## TASK TO CARRY OUT
Output each entry verbatim and exclude every picture from it.

Stored items from a collection:
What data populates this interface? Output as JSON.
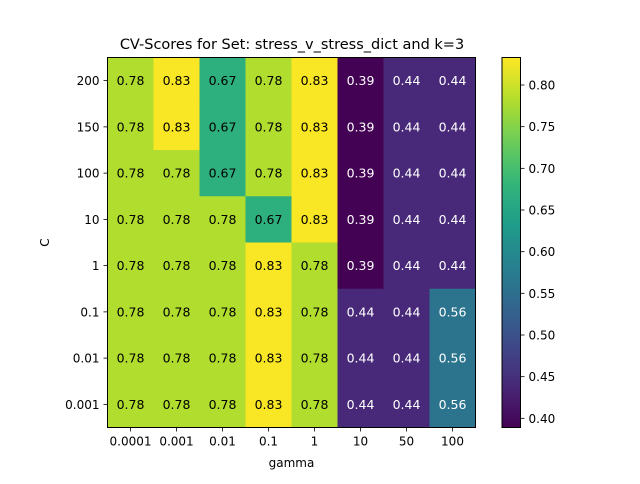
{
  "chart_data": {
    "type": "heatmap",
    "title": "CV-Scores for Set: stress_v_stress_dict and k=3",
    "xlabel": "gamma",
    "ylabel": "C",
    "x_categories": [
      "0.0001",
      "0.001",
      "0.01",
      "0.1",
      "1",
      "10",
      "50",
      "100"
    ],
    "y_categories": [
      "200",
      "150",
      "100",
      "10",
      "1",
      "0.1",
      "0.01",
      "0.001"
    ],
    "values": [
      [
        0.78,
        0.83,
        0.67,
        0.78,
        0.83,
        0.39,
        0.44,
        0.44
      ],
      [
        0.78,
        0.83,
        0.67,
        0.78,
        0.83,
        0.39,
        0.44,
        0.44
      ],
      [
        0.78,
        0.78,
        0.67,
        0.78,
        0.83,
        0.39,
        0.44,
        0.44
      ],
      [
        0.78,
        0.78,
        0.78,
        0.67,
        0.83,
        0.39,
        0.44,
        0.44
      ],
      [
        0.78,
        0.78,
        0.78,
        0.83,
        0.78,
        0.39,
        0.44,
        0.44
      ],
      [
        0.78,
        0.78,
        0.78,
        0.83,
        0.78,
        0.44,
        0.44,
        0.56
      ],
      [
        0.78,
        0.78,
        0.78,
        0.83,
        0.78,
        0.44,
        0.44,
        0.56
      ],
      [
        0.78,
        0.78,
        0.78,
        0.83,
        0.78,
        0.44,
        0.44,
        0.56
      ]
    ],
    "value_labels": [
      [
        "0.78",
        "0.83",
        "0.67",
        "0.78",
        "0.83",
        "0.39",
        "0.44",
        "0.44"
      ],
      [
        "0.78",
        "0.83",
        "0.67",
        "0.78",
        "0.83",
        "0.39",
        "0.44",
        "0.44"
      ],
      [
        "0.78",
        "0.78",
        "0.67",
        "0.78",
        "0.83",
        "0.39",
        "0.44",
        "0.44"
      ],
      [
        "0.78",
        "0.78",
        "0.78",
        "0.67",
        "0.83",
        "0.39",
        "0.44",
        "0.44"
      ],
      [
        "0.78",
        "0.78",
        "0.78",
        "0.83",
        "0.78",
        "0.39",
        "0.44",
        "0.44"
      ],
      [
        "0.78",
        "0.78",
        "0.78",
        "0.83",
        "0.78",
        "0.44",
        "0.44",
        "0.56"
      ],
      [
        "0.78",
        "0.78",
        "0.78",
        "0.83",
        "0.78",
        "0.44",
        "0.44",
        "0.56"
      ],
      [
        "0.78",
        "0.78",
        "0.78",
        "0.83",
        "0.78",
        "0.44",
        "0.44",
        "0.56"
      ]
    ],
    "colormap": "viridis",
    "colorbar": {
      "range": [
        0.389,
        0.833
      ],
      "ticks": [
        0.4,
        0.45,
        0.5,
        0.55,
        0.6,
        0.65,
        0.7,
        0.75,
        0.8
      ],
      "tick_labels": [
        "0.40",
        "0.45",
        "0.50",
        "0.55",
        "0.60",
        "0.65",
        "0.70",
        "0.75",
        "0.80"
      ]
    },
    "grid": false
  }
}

## EXERCISE ANSWER
What data populates this interface? Output as JSON.
{
  "chart_data": {
    "type": "heatmap",
    "title": "CV-Scores for Set: stress_v_stress_dict and k=3",
    "xlabel": "gamma",
    "ylabel": "C",
    "x_categories": [
      "0.0001",
      "0.001",
      "0.01",
      "0.1",
      "1",
      "10",
      "50",
      "100"
    ],
    "y_categories": [
      "200",
      "150",
      "100",
      "10",
      "1",
      "0.1",
      "0.01",
      "0.001"
    ],
    "values": [
      [
        0.78,
        0.83,
        0.67,
        0.78,
        0.83,
        0.39,
        0.44,
        0.44
      ],
      [
        0.78,
        0.83,
        0.67,
        0.78,
        0.83,
        0.39,
        0.44,
        0.44
      ],
      [
        0.78,
        0.78,
        0.67,
        0.78,
        0.83,
        0.39,
        0.44,
        0.44
      ],
      [
        0.78,
        0.78,
        0.78,
        0.67,
        0.83,
        0.39,
        0.44,
        0.44
      ],
      [
        0.78,
        0.78,
        0.78,
        0.83,
        0.78,
        0.39,
        0.44,
        0.44
      ],
      [
        0.78,
        0.78,
        0.78,
        0.83,
        0.78,
        0.44,
        0.44,
        0.56
      ],
      [
        0.78,
        0.78,
        0.78,
        0.83,
        0.78,
        0.44,
        0.44,
        0.56
      ],
      [
        0.78,
        0.78,
        0.78,
        0.83,
        0.78,
        0.44,
        0.44,
        0.56
      ]
    ],
    "value_labels": [
      [
        "0.78",
        "0.83",
        "0.67",
        "0.78",
        "0.83",
        "0.39",
        "0.44",
        "0.44"
      ],
      [
        "0.78",
        "0.83",
        "0.67",
        "0.78",
        "0.83",
        "0.39",
        "0.44",
        "0.44"
      ],
      [
        "0.78",
        "0.78",
        "0.67",
        "0.78",
        "0.83",
        "0.39",
        "0.44",
        "0.44"
      ],
      [
        "0.78",
        "0.78",
        "0.78",
        "0.67",
        "0.83",
        "0.39",
        "0.44",
        "0.44"
      ],
      [
        "0.78",
        "0.78",
        "0.78",
        "0.83",
        "0.78",
        "0.39",
        "0.44",
        "0.44"
      ],
      [
        "0.78",
        "0.78",
        "0.78",
        "0.83",
        "0.78",
        "0.44",
        "0.44",
        "0.56"
      ],
      [
        "0.78",
        "0.78",
        "0.78",
        "0.83",
        "0.78",
        "0.44",
        "0.44",
        "0.56"
      ],
      [
        "0.78",
        "0.78",
        "0.78",
        "0.83",
        "0.78",
        "0.44",
        "0.44",
        "0.56"
      ]
    ],
    "colormap": "viridis",
    "colorbar": {
      "range": [
        0.389,
        0.833
      ],
      "ticks": [
        0.4,
        0.45,
        0.5,
        0.55,
        0.6,
        0.65,
        0.7,
        0.75,
        0.8
      ],
      "tick_labels": [
        "0.40",
        "0.45",
        "0.50",
        "0.55",
        "0.60",
        "0.65",
        "0.70",
        "0.75",
        "0.80"
      ]
    },
    "grid": false
  }
}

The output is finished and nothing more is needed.